_Exercise:_ Set out each line from the following listing that includes the word "xlabel".

Figure dataset records
====
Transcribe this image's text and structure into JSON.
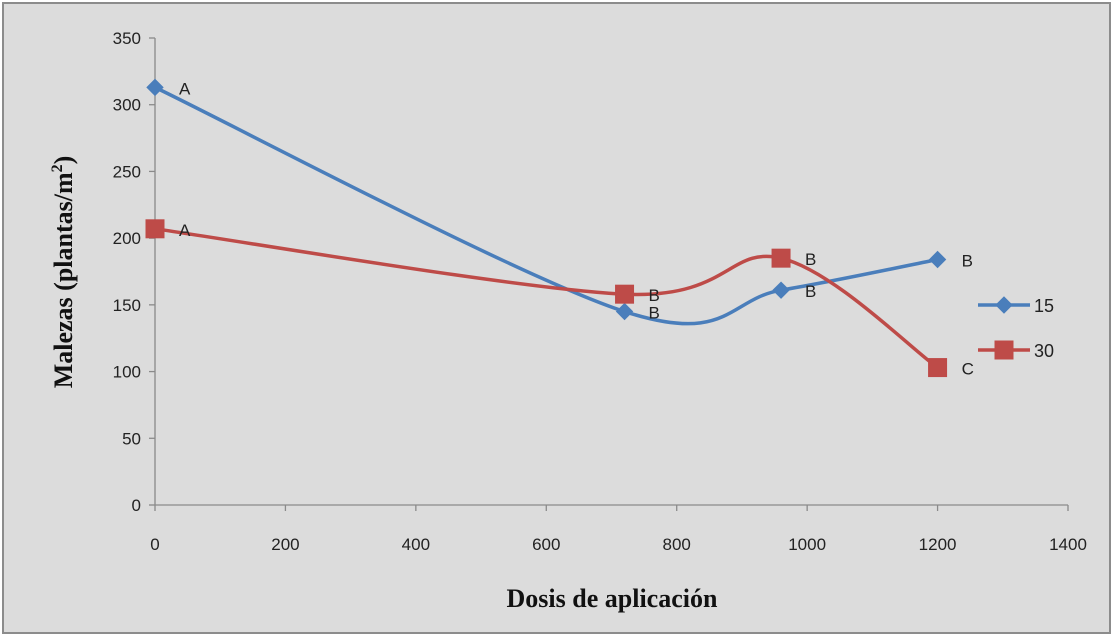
{
  "chart_data": {
    "type": "line",
    "title": "",
    "xlabel": "Dosis de aplicación",
    "ylabel_main": "Malezas (plantas/m",
    "ylabel_sup": "2",
    "ylabel_end": ")",
    "xlim": [
      0,
      1400
    ],
    "ylim": [
      0,
      350
    ],
    "x_ticks": [
      0,
      200,
      400,
      600,
      800,
      1000,
      1200,
      1400
    ],
    "y_ticks": [
      0,
      50,
      100,
      150,
      200,
      250,
      300,
      350
    ],
    "grid": false,
    "smooth": true,
    "legend_position": "right",
    "series": [
      {
        "name": "15",
        "color": "#4a7ebb",
        "marker": "diamond",
        "x": [
          0,
          720,
          960,
          1200
        ],
        "y": [
          313,
          145,
          161,
          184
        ],
        "labels": [
          "A",
          "B",
          "B",
          "B"
        ]
      },
      {
        "name": "30",
        "color": "#be4b48",
        "marker": "square",
        "x": [
          0,
          720,
          960,
          1200
        ],
        "y": [
          207,
          158,
          185,
          103
        ],
        "labels": [
          "A",
          "B",
          "B",
          "C"
        ]
      }
    ]
  }
}
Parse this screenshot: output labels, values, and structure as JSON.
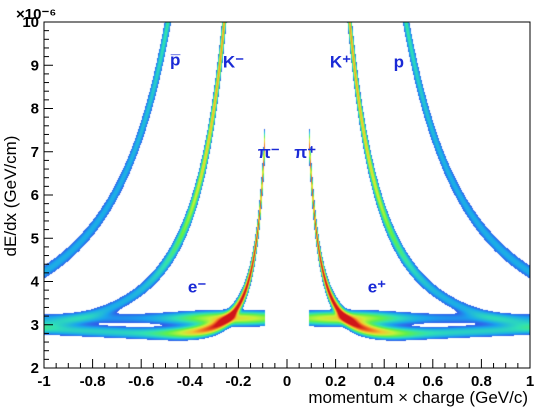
{
  "chart_data": {
    "type": "heatmap",
    "title": "",
    "xlabel": "momentum × charge (GeV/c)",
    "ylabel": "dE/dx (GeV/cm)",
    "y_exponent": "×10⁻⁶",
    "xlim": [
      -1,
      1
    ],
    "ylim": [
      2,
      10
    ],
    "x_ticks": [
      "-1",
      "-0.8",
      "-0.6",
      "-0.4",
      "-0.2",
      "0",
      "0.2",
      "0.4",
      "0.6",
      "0.8",
      "1"
    ],
    "x_tick_values": [
      -1,
      -0.8,
      -0.6,
      -0.4,
      -0.2,
      0,
      0.2,
      0.4,
      0.6,
      0.8,
      1
    ],
    "y_ticks": [
      "2",
      "3",
      "4",
      "5",
      "6",
      "7",
      "8",
      "9",
      "10"
    ],
    "y_tick_values": [
      2,
      3,
      4,
      5,
      6,
      7,
      8,
      9,
      10
    ],
    "grid": false,
    "colormap": [
      "#7a1fd8",
      "#3a3ce8",
      "#1aa4ee",
      "#2fe0b6",
      "#60f04a",
      "#c8f03a",
      "#f3c631",
      "#f06b22",
      "#d0151a"
    ],
    "labels": [
      {
        "text": "p̅",
        "x": -0.46,
        "y": 9.0
      },
      {
        "text": "K⁻",
        "x": -0.22,
        "y": 8.95
      },
      {
        "text": "K⁺",
        "x": 0.22,
        "y": 8.95
      },
      {
        "text": "p",
        "x": 0.46,
        "y": 8.95
      },
      {
        "text": "π⁻",
        "x": -0.075,
        "y": 6.85
      },
      {
        "text": "π⁺",
        "x": 0.075,
        "y": 6.85
      },
      {
        "text": "e⁻",
        "x": -0.37,
        "y": 3.75
      },
      {
        "text": "e⁺",
        "x": 0.37,
        "y": 3.75
      }
    ],
    "bands": [
      {
        "name": "p",
        "mass": 0.938,
        "scale": 2.1,
        "strength": 1.0
      },
      {
        "name": "K",
        "mass": 0.494,
        "scale": 2.1,
        "strength": 1.0
      },
      {
        "name": "pi",
        "mass": 0.1396,
        "scale": 2.1,
        "strength": 1.5
      },
      {
        "name": "e",
        "mass": 0.000511,
        "scale": 3.15,
        "strength": 0.7
      }
    ]
  }
}
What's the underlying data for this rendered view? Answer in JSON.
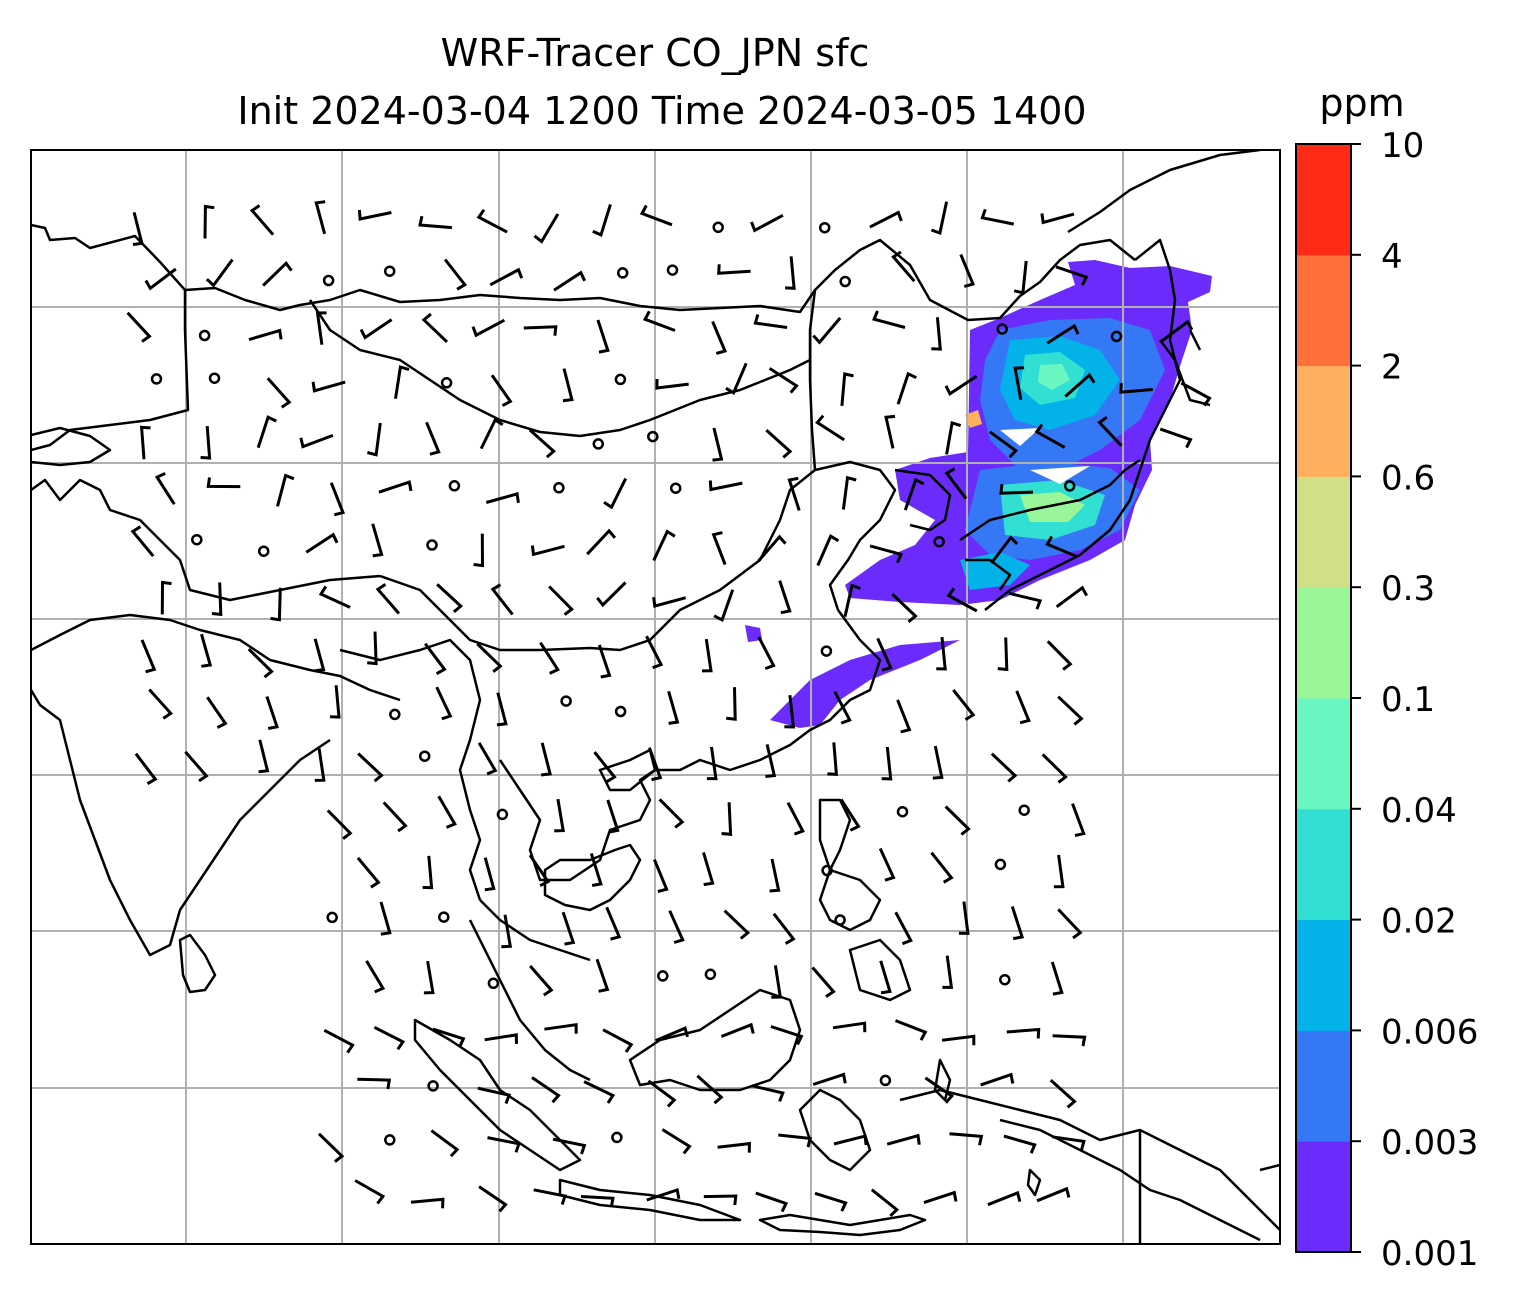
{
  "title": {
    "line1": "WRF-Tracer CO_JPN sfc",
    "line2": "Init 2024-03-04 1200 Time 2024-03-05 1400"
  },
  "colorbar": {
    "unit": "ppm",
    "levels": [
      "0.001",
      "0.003",
      "0.006",
      "0.02",
      "0.04",
      "0.1",
      "0.3",
      "0.6",
      "2",
      "4",
      "10"
    ],
    "colors": [
      "#6a2bfb",
      "#3478f6",
      "#04b2ea",
      "#32dfd3",
      "#6af6c0",
      "#9af799",
      "#d0e084",
      "#ffb05f",
      "#ff6f3a",
      "#ff2b16"
    ]
  },
  "map": {
    "gridlines": true,
    "grid_color": "#b0b0b0",
    "coastline_color": "#000000",
    "wind_barb_color": "#000000",
    "plume_regions": [
      {
        "region": "northeast China / Korea / Japan",
        "peak_level": "0.6"
      },
      {
        "region": "Taiwan Strait",
        "peak_level": "0.003"
      }
    ]
  }
}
====
_Exercise result:_
    "xlabel": "Dosis de aplicación",
    "xlabel": "momentum × charge (GeV/c)",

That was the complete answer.